***** PROVIDED TEXT *****

I'm joining Palantir Technologies full-time as a Forward Deployed Software Engineer.
If you're not sure what FDSES do and/or its differences from SWE, look no further than
here.
What school did I go to?
I studied Computer Science at NJIT and graduated through the Albert Dorman Honors College in Spring 2026. I loved it there, as I made a lot of great memories and met people who shaped my life for the better.
Why CS?
In elementary school, we were taken to the computer lab one day and underwent an initiative called Hour of Code (now Hour of AI unfortunately). You move Tracy the Turtle around a screen using code blocks and I remember thinking it was pretty cool. There was something about controlling the turtle's movements that made me curious to see how it worked under the hood. But as time went on and other interests came up (basketball), I thought nothing much of it.
Besides that day, I had a couple of fleeting, surface level plans for what to do with my life. The first time I thought about it was when we had to fill out an entry for "dream career" in 5th grade, and I put aeronautical engineer because it sounded cool (my real dream was to be an NBA player like Jeremy Lin but I was trying to be realistic). In fact, I rejected the idea of CS almost immediately when it was brought up.
As I went through middle school I became really enamored with being an airline pilot as well. Checking AirlinePilotCentral and searching up "layover week in {insert country} as a major airline pilot" on YouTube were central to my interest in the career. The concept of traveling and getting paid? I think anybody would like that.
It wasn't until near the end of high school that I actually woke up a little and realized I had been sleepwalking through my life. I started asking myself what I actually cared about and how I could take control of my life, and as much as I liked the airline pilot lifestyle, the hard problems in software continued to intrigue me. The ability to build things that didn't exist before, to work on stuff that's pushing what's possible, and the flexibility of software engineering itself were unique and invigorating.
That choice would end up shaping my future, and it's been really fun to build cool things and meet even cooler people, some of who I credit almost the enterity of my success to.

*****

Reproduce the post about choosing computer science word for word, from "What school did" up to and including "much of it.".

***** MATERIAL SUPPLIED *****

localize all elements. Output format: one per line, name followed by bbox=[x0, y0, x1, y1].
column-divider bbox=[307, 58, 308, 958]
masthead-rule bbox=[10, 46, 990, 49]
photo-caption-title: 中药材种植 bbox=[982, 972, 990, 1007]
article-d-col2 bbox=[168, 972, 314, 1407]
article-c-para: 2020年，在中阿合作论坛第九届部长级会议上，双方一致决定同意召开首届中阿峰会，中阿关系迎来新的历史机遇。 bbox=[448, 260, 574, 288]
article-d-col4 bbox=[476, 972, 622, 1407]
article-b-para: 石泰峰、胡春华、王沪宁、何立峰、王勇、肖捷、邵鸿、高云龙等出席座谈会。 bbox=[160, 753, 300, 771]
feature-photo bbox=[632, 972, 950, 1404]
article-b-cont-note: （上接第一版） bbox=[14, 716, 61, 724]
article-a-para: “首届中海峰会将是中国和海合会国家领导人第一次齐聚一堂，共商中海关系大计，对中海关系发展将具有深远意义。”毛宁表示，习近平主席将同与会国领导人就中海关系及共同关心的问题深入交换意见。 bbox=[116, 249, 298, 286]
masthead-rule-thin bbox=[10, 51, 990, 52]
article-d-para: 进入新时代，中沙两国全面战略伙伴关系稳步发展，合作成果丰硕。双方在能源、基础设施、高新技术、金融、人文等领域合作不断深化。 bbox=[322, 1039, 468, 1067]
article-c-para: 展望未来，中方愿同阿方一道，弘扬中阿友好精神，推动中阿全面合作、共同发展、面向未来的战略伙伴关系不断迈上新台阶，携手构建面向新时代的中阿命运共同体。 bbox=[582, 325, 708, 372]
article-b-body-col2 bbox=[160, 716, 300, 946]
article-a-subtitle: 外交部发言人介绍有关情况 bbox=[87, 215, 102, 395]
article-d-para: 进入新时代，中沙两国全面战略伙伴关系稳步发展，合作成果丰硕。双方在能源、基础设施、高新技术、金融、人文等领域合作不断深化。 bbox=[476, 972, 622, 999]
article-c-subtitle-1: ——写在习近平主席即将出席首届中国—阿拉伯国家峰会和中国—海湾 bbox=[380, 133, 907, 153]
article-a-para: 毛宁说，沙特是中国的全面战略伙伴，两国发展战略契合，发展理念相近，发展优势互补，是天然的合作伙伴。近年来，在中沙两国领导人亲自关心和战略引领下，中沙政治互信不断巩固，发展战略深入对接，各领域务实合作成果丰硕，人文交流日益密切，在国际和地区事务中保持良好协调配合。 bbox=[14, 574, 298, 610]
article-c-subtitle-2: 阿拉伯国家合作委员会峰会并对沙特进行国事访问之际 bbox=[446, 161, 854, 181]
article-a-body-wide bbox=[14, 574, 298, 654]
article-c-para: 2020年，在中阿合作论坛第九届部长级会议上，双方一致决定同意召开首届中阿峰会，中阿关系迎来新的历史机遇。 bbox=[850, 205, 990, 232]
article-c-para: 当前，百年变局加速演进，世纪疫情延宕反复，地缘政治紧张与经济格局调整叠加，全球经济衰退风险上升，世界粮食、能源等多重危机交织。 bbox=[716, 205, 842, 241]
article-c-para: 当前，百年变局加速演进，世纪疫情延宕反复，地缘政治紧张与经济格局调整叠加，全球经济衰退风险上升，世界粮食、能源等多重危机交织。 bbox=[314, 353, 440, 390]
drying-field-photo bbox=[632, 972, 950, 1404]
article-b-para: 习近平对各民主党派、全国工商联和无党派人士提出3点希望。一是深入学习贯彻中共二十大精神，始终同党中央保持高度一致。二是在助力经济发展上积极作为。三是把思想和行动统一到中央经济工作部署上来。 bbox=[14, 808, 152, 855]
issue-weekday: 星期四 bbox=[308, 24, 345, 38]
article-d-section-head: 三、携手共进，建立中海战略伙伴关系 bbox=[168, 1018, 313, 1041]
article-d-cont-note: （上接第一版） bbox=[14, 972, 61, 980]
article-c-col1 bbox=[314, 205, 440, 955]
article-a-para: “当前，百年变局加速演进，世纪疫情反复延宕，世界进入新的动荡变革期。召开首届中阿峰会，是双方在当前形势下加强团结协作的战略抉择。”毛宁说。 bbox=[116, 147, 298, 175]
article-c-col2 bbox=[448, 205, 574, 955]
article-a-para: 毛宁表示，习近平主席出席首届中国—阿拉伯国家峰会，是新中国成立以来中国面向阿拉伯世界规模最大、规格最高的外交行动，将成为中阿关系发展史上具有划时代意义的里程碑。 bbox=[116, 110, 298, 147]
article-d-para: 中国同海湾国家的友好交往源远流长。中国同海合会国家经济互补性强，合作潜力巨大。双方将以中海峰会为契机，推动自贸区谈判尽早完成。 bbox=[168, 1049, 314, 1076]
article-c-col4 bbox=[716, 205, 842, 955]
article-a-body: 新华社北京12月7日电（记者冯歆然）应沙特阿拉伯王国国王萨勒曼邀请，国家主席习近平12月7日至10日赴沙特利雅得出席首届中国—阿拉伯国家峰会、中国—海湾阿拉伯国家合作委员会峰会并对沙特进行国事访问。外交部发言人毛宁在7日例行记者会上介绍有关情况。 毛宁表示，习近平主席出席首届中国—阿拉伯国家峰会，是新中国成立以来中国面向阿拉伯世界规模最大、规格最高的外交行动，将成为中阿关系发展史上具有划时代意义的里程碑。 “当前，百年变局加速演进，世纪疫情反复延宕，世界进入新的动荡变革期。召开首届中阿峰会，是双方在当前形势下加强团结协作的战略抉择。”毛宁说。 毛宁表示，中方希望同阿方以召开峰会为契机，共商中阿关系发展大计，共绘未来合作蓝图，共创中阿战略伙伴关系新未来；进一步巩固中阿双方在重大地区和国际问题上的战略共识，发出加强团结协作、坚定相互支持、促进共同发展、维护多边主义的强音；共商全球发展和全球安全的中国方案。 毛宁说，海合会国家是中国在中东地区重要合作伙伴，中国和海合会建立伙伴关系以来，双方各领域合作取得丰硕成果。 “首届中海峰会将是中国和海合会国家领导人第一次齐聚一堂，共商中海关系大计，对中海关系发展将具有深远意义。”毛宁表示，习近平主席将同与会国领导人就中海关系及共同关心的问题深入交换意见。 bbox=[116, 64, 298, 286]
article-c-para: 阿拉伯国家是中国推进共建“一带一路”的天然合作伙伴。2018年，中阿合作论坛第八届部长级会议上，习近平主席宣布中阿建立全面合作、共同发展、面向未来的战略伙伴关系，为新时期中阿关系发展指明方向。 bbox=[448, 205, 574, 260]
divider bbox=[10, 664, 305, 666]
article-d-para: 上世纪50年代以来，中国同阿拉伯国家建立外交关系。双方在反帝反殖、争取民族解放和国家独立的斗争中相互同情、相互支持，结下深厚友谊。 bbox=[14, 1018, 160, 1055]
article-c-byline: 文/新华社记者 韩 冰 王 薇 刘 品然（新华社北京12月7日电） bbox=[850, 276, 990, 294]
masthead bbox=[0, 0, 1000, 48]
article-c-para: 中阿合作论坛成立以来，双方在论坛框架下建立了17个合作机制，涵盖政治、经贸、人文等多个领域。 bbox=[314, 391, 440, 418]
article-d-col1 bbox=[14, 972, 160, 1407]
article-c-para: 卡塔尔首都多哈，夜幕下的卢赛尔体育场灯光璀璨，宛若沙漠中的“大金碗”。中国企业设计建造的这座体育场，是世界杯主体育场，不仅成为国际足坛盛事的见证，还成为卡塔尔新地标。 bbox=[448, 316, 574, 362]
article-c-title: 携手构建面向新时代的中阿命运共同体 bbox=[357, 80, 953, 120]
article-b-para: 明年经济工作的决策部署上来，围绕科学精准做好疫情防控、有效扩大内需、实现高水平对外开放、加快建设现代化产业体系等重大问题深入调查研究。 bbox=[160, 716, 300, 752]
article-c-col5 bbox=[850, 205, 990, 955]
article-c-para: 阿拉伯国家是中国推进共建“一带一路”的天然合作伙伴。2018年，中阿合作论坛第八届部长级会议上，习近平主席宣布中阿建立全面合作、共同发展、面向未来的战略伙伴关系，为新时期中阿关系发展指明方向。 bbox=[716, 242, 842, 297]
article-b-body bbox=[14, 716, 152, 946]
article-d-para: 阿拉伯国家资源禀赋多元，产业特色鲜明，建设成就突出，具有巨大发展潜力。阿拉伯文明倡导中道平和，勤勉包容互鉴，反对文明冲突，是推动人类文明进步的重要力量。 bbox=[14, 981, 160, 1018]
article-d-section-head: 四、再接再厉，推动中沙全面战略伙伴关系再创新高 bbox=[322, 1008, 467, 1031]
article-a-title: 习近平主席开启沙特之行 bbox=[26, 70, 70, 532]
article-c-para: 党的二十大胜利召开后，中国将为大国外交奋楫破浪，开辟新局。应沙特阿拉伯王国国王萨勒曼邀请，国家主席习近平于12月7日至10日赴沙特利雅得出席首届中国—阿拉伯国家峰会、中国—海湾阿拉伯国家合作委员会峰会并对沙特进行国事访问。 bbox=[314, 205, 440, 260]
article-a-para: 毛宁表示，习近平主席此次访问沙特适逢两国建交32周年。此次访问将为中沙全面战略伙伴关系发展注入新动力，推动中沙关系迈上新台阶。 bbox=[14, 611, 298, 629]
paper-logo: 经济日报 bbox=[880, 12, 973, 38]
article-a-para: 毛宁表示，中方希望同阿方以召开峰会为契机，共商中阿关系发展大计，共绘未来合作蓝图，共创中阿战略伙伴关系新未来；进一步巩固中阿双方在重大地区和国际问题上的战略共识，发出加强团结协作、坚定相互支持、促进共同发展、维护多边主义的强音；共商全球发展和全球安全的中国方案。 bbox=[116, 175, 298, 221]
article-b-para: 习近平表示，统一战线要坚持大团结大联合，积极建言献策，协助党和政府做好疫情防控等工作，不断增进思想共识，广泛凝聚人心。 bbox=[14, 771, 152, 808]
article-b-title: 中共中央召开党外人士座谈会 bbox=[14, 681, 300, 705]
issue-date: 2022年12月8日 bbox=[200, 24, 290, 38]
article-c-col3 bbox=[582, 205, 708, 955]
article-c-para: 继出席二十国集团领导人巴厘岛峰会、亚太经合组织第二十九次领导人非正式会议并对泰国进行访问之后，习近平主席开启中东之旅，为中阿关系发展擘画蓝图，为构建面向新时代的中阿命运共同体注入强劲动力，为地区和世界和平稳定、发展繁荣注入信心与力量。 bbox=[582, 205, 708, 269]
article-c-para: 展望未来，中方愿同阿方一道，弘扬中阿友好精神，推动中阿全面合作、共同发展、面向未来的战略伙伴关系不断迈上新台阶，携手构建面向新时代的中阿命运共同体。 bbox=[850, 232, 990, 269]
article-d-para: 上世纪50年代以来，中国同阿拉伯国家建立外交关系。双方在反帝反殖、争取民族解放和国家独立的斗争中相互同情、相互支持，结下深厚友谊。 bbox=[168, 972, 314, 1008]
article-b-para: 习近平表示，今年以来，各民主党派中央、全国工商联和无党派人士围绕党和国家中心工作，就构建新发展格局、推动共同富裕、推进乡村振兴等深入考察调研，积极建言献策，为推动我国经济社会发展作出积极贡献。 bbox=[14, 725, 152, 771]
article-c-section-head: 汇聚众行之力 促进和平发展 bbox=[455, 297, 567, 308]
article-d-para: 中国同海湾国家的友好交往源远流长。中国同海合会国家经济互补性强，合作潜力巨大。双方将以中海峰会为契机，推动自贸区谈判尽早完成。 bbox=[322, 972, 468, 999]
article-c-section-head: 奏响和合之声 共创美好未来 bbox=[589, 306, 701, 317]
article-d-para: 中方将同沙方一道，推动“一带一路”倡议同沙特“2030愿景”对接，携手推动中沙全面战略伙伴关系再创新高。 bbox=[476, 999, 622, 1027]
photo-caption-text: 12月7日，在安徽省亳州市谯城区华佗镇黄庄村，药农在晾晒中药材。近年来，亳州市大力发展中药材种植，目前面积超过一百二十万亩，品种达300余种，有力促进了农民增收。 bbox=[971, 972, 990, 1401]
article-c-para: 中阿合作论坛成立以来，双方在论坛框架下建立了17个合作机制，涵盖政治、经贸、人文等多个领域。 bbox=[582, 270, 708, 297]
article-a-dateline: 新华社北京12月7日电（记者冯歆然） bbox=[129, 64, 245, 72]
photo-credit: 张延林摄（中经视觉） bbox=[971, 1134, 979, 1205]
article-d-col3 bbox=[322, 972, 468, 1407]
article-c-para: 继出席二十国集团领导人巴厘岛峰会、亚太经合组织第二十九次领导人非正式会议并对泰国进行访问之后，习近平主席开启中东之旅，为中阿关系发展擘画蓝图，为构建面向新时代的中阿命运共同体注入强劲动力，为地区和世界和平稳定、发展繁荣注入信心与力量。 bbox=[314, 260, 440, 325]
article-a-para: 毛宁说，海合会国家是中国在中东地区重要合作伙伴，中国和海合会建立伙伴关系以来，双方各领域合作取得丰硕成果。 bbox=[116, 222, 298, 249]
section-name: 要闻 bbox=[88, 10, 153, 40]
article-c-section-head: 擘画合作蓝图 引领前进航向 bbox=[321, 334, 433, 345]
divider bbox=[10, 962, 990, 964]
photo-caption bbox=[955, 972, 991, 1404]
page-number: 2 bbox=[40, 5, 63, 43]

*****

» **EXERCISE ANSWER**:
What school did I go to?
I studied Computer Science at NJIT and graduated through the Albert Dorman Honors College in Spring 2026. I loved it there, as I made a lot of great memories and met people who shaped my life for the better.
Why CS?
In elementary school, we were taken to the computer lab one day and underwent an initiative called Hour of Code (now Hour of AI unfortunately). You move Tracy the Turtle around a screen using code blocks and I remember thinking it was pretty cool. There was something about controlling the turtle's movements that made me curious to see how it worked under the hood. But as time went on and other interests came up (basketball), I thought nothing much of it.